== RECORDS TO USE ==

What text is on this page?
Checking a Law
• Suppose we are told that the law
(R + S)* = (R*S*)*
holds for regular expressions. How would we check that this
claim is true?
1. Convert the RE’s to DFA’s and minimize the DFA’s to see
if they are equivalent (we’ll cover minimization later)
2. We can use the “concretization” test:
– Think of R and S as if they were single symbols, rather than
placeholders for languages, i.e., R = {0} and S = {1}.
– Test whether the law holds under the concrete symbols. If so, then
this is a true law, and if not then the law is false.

===
== RECORDS TO USE ==

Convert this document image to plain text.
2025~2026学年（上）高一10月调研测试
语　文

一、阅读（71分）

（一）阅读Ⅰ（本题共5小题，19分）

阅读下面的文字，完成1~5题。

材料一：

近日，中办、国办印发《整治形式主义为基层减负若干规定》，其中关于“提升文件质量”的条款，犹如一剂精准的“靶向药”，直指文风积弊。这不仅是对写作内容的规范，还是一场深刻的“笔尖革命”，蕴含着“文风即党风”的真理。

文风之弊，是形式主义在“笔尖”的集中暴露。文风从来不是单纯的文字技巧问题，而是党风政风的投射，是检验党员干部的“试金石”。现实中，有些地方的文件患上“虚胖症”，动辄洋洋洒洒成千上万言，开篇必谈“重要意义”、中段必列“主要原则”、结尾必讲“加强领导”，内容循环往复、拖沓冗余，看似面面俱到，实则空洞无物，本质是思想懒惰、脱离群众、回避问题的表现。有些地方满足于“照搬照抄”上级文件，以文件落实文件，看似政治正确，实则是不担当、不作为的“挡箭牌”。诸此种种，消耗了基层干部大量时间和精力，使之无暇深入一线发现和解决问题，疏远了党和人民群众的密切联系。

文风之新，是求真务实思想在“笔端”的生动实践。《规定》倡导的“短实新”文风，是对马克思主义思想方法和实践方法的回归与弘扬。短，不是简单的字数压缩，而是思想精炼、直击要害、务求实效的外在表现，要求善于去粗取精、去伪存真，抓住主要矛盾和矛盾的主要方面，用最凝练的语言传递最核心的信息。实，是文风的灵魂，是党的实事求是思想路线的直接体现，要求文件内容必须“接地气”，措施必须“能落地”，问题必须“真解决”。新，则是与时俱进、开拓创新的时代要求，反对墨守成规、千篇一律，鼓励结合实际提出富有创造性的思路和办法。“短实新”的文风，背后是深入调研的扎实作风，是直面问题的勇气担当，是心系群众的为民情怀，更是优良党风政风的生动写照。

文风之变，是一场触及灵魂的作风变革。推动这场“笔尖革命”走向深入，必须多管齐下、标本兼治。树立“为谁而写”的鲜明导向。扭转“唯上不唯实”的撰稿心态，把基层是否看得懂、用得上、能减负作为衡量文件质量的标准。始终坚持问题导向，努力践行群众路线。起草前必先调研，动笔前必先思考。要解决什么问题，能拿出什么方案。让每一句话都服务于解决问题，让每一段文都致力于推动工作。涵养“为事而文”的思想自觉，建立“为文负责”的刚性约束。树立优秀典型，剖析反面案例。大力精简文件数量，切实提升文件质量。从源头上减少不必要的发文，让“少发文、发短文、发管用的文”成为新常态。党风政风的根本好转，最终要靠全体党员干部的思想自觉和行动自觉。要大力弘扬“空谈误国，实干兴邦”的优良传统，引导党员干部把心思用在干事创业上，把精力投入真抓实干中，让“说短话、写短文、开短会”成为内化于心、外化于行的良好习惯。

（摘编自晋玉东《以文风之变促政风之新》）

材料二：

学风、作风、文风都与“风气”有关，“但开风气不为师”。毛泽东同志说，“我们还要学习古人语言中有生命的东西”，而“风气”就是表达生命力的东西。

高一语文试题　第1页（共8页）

===

AIM OF THE TASK: Your answer should be a single number: how many lines of the material contain the word "text".

THE COMPLETED TASK: 2